Tasks for this exercise =
a – Answer these questions using the account of the fungus Phaeocollybia fallax.
(i) Where was the type collection of the species made?
(ii) Which state has only a single record of the species?
(iii) By what percentage has old growth forest in the Pacific Northwest of North America declined in the last century?
b – Continue the account of the fungus Phaeocollybia fallax from its final sentence.

Phaeocollybia fallax was described from western North America, with the Type collection made on the Olympic Peninsula in Washington, USA (Smith 1957).
Phaeocollybia fallax is a widespread species in western North America, but with a disjunct distribution. Currently known from ~100 locations (Norvell & Exeter 2009, Mycoportal 2021), however, some of these records are historic, and many of these sites have been subjected to repeated timber harvest.
Most collections come from mid to late seral stage and old growth forests; this species appears to be able to colonize forest at a younger age than most Phaeocollyia species. Based on the number of known locations, and recent reports, this species appears to be locally common where suitable habitat exist, but overall habitat has, and continues to decline. However, it may be common enough, and have enough of a habitat range to qualify as a Least Concern (LC) listing.
Widespread in western North America, from the Santa Cruz Mountains in the southern portion of the range, north through coast and Coast Range forests into southern British Columbia, with scattered sites in the Cascade Range in Oregon and Washington, and a single record from Idaho (Mycoportal 2021).
Population is widespread, and appears stable in suitable habitat. Currently known from ~100 locations (although about a quarter of these are historic). Although it has a preference for late seral stage and old growth forests, it is not restricted to such sites, and appears to be able to colonize forest at a younger age than most Phaeocollyia species. Based on recent reports, this species appears to be locally common, and stable in protected old growth habitats, but absent or declining from unprotected sites.
Population Trend: Uncertain
Ectomycorrhizal with conifers and possibly Tanoak; it has a preference for late seral stage and old growth forests. Fruit bodies are usually scattered or in small groups, and often are intermingles with other Phaeocollybia species. They typically occur in undisturbed forests, in areas with thick duff or moss. Fruiting in fall and early winter.
This is a ectomycorrhizal fungus species dependent on living host trees for viability. The major threat to this species and its co-occurring co-generic brethren is habitat destruction, via the logging of old-growth forests to which this species has a preference for. The extent of old growth forest in the Pacific Northwest of North America has declined 90% in the last century (Society of American Foresters 1984, Haynes 1986).

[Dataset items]

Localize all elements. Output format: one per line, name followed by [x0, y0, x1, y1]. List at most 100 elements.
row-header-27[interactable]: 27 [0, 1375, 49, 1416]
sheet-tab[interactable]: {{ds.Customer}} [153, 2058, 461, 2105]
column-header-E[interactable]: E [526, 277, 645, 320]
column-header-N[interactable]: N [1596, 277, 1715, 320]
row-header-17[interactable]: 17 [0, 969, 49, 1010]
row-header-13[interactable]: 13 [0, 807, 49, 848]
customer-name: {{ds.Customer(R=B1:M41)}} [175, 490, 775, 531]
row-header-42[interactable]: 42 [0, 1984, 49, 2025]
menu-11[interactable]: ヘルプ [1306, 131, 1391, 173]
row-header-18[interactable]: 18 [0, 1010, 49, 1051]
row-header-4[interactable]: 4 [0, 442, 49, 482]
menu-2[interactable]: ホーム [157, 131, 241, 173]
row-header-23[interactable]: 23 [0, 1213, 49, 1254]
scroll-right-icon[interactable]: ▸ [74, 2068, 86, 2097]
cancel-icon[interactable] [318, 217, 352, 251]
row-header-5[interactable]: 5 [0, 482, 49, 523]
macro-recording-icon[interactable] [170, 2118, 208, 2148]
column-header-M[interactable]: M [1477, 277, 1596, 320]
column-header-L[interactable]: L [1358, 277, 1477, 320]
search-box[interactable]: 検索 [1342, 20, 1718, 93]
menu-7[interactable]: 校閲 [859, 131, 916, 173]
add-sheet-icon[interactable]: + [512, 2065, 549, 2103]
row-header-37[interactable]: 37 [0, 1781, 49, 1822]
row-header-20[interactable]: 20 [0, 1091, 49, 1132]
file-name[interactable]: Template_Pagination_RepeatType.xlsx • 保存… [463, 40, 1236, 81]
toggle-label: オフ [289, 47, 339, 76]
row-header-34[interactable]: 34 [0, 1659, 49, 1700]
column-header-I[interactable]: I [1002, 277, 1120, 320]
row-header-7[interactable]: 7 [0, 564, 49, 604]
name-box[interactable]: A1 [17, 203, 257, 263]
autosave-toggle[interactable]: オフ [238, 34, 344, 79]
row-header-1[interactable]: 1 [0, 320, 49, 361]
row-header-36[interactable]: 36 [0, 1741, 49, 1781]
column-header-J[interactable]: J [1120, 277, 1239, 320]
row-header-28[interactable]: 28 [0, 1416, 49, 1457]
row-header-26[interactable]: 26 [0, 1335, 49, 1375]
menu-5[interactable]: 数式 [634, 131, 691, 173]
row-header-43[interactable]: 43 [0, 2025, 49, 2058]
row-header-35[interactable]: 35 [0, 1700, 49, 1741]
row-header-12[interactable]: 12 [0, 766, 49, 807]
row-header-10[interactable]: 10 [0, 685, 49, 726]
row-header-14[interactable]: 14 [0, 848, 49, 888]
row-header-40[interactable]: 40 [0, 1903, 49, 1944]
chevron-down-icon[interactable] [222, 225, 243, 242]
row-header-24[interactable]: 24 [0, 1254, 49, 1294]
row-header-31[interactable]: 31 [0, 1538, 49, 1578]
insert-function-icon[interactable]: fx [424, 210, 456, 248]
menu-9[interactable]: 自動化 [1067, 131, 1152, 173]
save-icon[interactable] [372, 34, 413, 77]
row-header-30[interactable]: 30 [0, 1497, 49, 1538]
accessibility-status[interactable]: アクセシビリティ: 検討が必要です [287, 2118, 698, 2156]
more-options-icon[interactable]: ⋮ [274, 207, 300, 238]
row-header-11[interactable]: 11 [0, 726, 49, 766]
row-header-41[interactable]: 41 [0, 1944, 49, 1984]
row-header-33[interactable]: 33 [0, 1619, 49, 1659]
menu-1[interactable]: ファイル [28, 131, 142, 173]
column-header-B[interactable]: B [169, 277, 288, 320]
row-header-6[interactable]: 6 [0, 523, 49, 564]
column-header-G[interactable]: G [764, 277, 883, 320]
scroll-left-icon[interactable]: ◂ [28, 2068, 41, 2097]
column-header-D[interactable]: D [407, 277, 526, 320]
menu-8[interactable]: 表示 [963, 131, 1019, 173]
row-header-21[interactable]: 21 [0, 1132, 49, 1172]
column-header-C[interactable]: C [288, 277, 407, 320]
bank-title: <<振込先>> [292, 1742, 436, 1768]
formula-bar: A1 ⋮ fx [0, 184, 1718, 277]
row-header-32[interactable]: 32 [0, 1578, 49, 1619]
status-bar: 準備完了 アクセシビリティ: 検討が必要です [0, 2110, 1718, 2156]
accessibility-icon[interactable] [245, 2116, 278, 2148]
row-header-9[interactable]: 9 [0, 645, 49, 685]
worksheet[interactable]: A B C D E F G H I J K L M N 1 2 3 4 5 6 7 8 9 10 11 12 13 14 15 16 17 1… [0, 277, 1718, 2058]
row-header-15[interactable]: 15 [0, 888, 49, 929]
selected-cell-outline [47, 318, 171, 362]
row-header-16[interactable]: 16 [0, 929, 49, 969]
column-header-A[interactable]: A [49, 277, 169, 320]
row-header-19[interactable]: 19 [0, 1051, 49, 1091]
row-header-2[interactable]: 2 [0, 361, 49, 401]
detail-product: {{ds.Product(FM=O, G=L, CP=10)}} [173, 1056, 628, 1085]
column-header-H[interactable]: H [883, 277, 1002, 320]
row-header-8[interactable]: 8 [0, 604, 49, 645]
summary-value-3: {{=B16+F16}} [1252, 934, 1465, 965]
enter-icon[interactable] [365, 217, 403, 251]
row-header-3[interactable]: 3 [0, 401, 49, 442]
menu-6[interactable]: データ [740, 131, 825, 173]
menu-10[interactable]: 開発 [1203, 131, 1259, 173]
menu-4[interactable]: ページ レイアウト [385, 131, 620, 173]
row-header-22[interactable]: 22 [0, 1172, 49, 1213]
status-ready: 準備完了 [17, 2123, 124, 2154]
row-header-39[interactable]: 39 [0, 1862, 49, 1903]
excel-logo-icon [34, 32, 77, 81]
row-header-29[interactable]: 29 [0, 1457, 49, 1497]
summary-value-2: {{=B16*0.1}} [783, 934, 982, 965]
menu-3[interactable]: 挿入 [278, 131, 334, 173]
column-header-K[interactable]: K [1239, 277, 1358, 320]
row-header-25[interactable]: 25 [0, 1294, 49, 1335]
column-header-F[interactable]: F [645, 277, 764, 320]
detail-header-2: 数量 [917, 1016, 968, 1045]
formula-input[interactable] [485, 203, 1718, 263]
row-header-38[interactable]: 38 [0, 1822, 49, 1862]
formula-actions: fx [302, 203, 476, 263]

Expected results =
a –
(i) On the Olympic Peninsula in Washington, USA.
(ii) Idaho.
(iii) 90%.

b –
Climate change and droughts, along with forest management practices has made western forests highly susceptible to stand replacing forest fires. Fire is big threat to this species’ populations. A stand replacing fire could severely degrade and/or diminish its current range. Logging and machine clearing of understory vegetation should be limited in mature and old growth forest in areas where this species might occur.
This species is included on the United States Forest Service Northwest Forest Plan Survey and Manage list of rare/old growth forests dependent fungi, and has been actively surveyed for since the late 1990’s.
Continued surveys for existing populations. A better understanding of habitat restraints and requirements; is it restricted to old growth
Castellano, M.A., Smith, J.E., O’Dell, T., Cázares, E. and Nugent, S. 1999. Handbook to Strategy 1 Fungal Species in the Northwest Forest Plan. U. S. Department of Agriculture, Forest Service, Pacific Northwest Research Station: Portland, OR. 195 p.
Haynes, T.W. 1986. Inventory and value of old-growth in the Douglas-fir region. PNW-RN 437. U.S. Department of Agriculture, Forest Service, Pacific Northwest Research Station, Portland, OR.
MyCoPortal. 2021. http://mycoportal.org/portal/index.php. Accessed on February 12.
Norvell, L. and Exeter, R.L. 2009. Phaeocollybia of Pacific Northwest North America. US Department of Interior, BLM: Salem, OR. 229 p.
Siegel, N. and Schwarz, C. 2016. Mushrooms of the Redwood Coast. Ten Speed Press: Berkeley, CA. 601 p.
Smith, A.H. 1957. A contribution toward a monograph of Phaeocollybia. Brittonia 9: 195-217.
Society of American Foresters. 1984. Scheduling the harvest of old growth : Old-growth forests in the Pacific Northwest : a position of the Society of American Foresters and Report of the SAF Task Force on Scheduling the Harvest of Old-Growth Timber. Bethesda, MD.